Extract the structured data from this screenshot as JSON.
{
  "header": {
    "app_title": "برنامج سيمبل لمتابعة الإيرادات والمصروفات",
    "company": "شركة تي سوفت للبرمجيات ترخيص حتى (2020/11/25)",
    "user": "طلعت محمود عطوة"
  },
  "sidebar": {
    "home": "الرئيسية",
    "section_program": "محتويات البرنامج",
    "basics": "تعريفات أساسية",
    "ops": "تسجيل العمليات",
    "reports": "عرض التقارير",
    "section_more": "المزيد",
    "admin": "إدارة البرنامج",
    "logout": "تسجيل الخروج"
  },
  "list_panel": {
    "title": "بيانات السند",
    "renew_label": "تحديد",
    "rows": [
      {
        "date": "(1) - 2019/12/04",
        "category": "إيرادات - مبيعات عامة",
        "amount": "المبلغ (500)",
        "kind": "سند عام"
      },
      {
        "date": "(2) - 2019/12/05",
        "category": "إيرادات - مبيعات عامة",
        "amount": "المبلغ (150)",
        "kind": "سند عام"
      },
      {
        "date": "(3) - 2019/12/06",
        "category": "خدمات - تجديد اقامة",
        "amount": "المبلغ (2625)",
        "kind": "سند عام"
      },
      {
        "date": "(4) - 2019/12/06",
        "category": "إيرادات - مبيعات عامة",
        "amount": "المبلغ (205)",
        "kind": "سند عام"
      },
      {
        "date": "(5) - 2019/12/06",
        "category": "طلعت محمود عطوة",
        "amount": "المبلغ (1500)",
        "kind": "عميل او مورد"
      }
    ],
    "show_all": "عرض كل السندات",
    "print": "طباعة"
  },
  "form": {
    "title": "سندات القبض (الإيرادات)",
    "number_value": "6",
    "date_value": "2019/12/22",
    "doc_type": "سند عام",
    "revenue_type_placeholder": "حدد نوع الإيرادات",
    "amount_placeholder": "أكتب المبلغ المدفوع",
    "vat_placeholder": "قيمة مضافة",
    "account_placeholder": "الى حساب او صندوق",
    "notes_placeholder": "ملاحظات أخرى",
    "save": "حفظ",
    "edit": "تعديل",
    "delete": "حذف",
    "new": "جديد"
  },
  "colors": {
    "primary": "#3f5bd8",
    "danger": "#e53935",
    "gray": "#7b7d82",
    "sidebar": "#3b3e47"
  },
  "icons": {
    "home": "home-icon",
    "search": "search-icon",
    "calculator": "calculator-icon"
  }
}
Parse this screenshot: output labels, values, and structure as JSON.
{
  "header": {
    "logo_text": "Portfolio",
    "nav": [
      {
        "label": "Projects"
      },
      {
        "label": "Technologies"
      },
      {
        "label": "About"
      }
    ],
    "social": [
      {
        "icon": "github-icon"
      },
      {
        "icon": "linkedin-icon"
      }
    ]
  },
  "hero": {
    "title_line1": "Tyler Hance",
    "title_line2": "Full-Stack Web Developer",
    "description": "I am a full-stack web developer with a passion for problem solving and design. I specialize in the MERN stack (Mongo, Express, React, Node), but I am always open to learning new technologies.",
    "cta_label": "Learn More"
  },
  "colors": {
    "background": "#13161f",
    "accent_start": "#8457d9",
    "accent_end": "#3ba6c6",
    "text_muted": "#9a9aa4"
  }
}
+++
PROBLEM DETAILS: Please reproduce every line of the material word for word.

RESULT BELOW:
Extract the structured data from this screenshot as JSON.
{
  "header": {
    "app_title": "برنامج سيمبل لمتابعة الإيرادات والمصروفات",
    "company": "شركة تي سوفت للبرمجيات ترخيص حتى (2020/11/25)",
    "user": "طلعت محمود عطوة"
  },
  "sidebar": {
    "home": "الرئيسية",
    "section_program": "محتويات البرنامج",
    "basics": "تعريفات أساسية",
    "ops": "تسجيل العمليات",
    "reports": "عرض التقارير",
    "section_more": "المزيد",
    "admin": "إدارة البرنامج",
    "logout": "تسجيل الخروج"
  },
  "list_panel": {
    "title": "بيانات السند",
    "renew_label": "تحديد",
    "rows": [
      {
        "date": "(1) - 2019/12/04",
        "category": "إيرادات - مبيعات عامة",
        "amount": "المبلغ (500)",
        "kind": "سند عام"
      },
      {
        "date": "(2) - 2019/12/05",
        "category": "إيرادات - مبيعات عامة",
        "amount": "المبلغ (150)",
        "kind": "سند عام"
      },
      {
        "date": "(3) - 2019/12/06",
        "category": "خدمات - تجديد اقامة",
        "amount": "المبلغ (2625)",
        "kind": "سند عام"
      },
      {
        "date": "(4) - 2019/12/06",
        "category": "إيرادات - مبيعات عامة",
        "amount": "المبلغ (205)",
        "kind": "سند عام"
      },
      {
        "date": "(5) - 2019/12/06",
        "category": "طلعت محمود عطوة",
        "amount": "المبلغ (1500)",
        "kind": "عميل او مورد"
      }
    ],
    "show_all": "عرض كل السندات",
    "print": "طباعة"
  },
  "form": {
    "title": "سندات القبض (الإيرادات)",
    "number_value": "6",
    "date_value": "2019/12/22",
    "doc_type": "سند عام",
    "revenue_type_placeholder": "حدد نوع الإيرادات",
    "amount_placeholder": "أكتب المبلغ المدفوع",
    "vat_placeholder": "قيمة مضافة",
    "account_placeholder": "الى حساب او صندوق",
    "notes_placeholder": "ملاحظات أخرى",
    "save": "حفظ",
    "edit": "تعديل",
    "delete": "حذف",
    "new": "جديد"
  },
  "colors": {
    "primary": "#3f5bd8",
    "danger": "#e53935",
    "gray": "#7b7d82",
    "sidebar": "#3b3e47"
  },
  "icons": {
    "home": "home-icon",
    "search": "search-icon",
    "calculator": "calculator-icon"
  }
}
Parse this screenshot: output labels, values, and structure as JSON.
{
  "header": {
    "logo_text": "Portfolio",
    "nav": [
      {
        "label": "Projects"
      },
      {
        "label": "Technologies"
      },
      {
        "label": "About"
      }
    ],
    "social": [
      {
        "icon": "github-icon"
      },
      {
        "icon": "linkedin-icon"
      }
    ]
  },
  "hero": {
    "title_line1": "Tyler Hance",
    "title_line2": "Full-Stack Web Developer",
    "description": "I am a full-stack web developer with a passion for problem solving and design. I specialize in the MERN stack (Mongo, Express, React, Node), but I am always open to learning new technologies.",
    "cta_label": "Learn More"
  },
  "colors": {
    "background": "#13161f",
    "accent_start": "#8457d9",
    "accent_end": "#3ba6c6",
    "text_muted": "#9a9aa4"
  }
}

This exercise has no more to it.